Spot every line with the word "środowiska" and return it.

- _INFORMATION SUPPLIED_
* start *
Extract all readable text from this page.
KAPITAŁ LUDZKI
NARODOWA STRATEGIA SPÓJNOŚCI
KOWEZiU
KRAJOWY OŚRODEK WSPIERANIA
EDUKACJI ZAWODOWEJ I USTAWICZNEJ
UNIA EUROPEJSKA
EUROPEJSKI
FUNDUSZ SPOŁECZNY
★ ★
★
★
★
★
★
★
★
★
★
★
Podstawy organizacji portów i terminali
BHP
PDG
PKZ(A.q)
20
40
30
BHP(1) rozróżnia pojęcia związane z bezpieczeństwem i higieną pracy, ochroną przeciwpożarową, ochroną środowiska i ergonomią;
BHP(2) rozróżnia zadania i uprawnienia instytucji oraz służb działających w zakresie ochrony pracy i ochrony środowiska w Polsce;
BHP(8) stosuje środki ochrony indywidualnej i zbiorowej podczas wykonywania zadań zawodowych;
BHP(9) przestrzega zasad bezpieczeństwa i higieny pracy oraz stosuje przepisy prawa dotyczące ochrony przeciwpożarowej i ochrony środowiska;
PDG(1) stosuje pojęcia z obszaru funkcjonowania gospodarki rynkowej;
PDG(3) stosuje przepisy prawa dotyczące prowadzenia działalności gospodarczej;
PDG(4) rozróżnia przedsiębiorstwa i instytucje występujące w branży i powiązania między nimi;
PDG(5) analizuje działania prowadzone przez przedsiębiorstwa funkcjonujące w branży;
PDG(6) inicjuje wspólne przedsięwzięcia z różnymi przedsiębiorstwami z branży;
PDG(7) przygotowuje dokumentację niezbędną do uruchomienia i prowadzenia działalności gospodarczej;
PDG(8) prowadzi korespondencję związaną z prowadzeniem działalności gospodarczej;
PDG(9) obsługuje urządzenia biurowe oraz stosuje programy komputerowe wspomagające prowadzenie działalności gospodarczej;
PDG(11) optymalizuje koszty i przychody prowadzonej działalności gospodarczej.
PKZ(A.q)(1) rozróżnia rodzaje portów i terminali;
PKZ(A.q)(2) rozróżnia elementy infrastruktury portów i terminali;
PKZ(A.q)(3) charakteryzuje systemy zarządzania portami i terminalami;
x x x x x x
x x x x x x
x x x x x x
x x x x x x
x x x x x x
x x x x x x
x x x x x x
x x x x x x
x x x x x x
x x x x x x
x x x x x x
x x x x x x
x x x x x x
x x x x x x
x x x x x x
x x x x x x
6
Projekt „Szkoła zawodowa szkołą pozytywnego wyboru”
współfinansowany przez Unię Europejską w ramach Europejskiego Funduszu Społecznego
* end *
- _FULL RESPONSE_
BHP(1) rozróżnia pojęcia związane z bezpieczeństwem i higieną pracy, ochroną przeciwpożarową, ochroną środowiska i ergonomią;
BHP(2) rozróżnia zadania i uprawnienia instytucji oraz służb działających w zakresie ochrony pracy i ochrony środowiska w Polsce;
BHP(9) przestrzega zasad bezpieczeństwa i higieny pracy oraz stosuje przepisy prawa dotyczące ochrony przeciwpożarowej i ochrony środowiska;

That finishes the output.